Data excerpts:
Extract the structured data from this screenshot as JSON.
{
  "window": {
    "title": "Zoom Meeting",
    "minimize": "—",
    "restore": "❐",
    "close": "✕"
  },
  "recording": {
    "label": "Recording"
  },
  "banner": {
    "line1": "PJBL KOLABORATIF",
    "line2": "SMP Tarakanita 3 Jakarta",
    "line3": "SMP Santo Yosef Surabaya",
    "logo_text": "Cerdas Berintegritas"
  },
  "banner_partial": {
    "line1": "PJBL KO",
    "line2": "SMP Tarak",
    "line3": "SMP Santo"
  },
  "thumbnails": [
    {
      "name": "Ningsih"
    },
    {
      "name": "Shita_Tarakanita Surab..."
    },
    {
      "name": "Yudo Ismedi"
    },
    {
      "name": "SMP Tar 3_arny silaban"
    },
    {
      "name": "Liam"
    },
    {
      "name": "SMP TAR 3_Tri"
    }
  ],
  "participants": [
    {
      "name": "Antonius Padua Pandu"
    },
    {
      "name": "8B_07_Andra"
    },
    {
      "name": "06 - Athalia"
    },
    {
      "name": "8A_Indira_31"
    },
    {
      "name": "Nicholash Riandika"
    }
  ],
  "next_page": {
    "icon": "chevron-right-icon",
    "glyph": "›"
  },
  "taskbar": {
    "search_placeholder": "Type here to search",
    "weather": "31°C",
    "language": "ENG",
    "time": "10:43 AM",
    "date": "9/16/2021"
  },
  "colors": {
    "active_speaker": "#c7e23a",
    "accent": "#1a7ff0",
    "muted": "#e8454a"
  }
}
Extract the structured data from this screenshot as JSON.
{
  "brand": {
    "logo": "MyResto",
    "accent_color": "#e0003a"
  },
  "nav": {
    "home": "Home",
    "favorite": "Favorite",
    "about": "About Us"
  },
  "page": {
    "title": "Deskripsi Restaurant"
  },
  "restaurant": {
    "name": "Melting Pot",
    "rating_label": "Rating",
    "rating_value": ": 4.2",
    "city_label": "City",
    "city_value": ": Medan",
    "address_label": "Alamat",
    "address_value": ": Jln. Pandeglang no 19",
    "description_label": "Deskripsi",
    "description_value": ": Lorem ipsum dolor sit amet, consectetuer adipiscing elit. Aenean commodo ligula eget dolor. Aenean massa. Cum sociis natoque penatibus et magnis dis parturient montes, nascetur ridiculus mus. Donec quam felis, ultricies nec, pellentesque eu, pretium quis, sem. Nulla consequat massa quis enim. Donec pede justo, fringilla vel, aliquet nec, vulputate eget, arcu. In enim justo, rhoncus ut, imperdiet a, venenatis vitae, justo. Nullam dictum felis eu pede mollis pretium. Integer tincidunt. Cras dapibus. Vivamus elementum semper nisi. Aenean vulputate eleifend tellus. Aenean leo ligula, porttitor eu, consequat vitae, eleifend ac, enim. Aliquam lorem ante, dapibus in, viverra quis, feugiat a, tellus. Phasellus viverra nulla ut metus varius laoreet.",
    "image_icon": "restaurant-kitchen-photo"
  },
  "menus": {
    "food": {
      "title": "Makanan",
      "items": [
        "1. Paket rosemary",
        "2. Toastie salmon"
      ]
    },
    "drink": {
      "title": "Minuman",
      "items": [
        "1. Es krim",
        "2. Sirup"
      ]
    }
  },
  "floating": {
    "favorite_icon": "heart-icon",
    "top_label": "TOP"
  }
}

Exercise: Write out the data again, exactly and in full.

Solution to this task:
Extract the structured data from this screenshot as JSON.
{
  "window": {
    "title": "Zoom Meeting",
    "minimize": "—",
    "restore": "❐",
    "close": "✕"
  },
  "recording": {
    "label": "Recording"
  },
  "banner": {
    "line1": "PJBL KOLABORATIF",
    "line2": "SMP Tarakanita 3 Jakarta",
    "line3": "SMP Santo Yosef Surabaya",
    "logo_text": "Cerdas Berintegritas"
  },
  "banner_partial": {
    "line1": "PJBL KO",
    "line2": "SMP Tarak",
    "line3": "SMP Santo"
  },
  "thumbnails": [
    {
      "name": "Ningsih"
    },
    {
      "name": "Shita_Tarakanita Surab..."
    },
    {
      "name": "Yudo Ismedi"
    },
    {
      "name": "SMP Tar 3_arny silaban"
    },
    {
      "name": "Liam"
    },
    {
      "name": "SMP TAR 3_Tri"
    }
  ],
  "participants": [
    {
      "name": "Antonius Padua Pandu"
    },
    {
      "name": "8B_07_Andra"
    },
    {
      "name": "06 - Athalia"
    },
    {
      "name": "8A_Indira_31"
    },
    {
      "name": "Nicholash Riandika"
    }
  ],
  "next_page": {
    "icon": "chevron-right-icon",
    "glyph": "›"
  },
  "taskbar": {
    "search_placeholder": "Type here to search",
    "weather": "31°C",
    "language": "ENG",
    "time": "10:43 AM",
    "date": "9/16/2021"
  },
  "colors": {
    "active_speaker": "#c7e23a",
    "accent": "#1a7ff0",
    "muted": "#e8454a"
  }
}
Extract the structured data from this screenshot as JSON.
{
  "brand": {
    "logo": "MyResto",
    "accent_color": "#e0003a"
  },
  "nav": {
    "home": "Home",
    "favorite": "Favorite",
    "about": "About Us"
  },
  "page": {
    "title": "Deskripsi Restaurant"
  },
  "restaurant": {
    "name": "Melting Pot",
    "rating_label": "Rating",
    "rating_value": ": 4.2",
    "city_label": "City",
    "city_value": ": Medan",
    "address_label": "Alamat",
    "address_value": ": Jln. Pandeglang no 19",
    "description_label": "Deskripsi",
    "description_value": ": Lorem ipsum dolor sit amet, consectetuer adipiscing elit. Aenean commodo ligula eget dolor. Aenean massa. Cum sociis natoque penatibus et magnis dis parturient montes, nascetur ridiculus mus. Donec quam felis, ultricies nec, pellentesque eu, pretium quis, sem. Nulla consequat massa quis enim. Donec pede justo, fringilla vel, aliquet nec, vulputate eget, arcu. In enim justo, rhoncus ut, imperdiet a, venenatis vitae, justo. Nullam dictum felis eu pede mollis pretium. Integer tincidunt. Cras dapibus. Vivamus elementum semper nisi. Aenean vulputate eleifend tellus. Aenean leo ligula, porttitor eu, consequat vitae, eleifend ac, enim. Aliquam lorem ante, dapibus in, viverra quis, feugiat a, tellus. Phasellus viverra nulla ut metus varius laoreet.",
    "image_icon": "restaurant-kitchen-photo"
  },
  "menus": {
    "food": {
      "title": "Makanan",
      "items": [
        "1. Paket rosemary",
        "2. Toastie salmon"
      ]
    },
    "drink": {
      "title": "Minuman",
      "items": [
        "1. Es krim",
        "2. Sirup"
      ]
    }
  },
  "floating": {
    "favorite_icon": "heart-icon",
    "top_label": "TOP"
  }
}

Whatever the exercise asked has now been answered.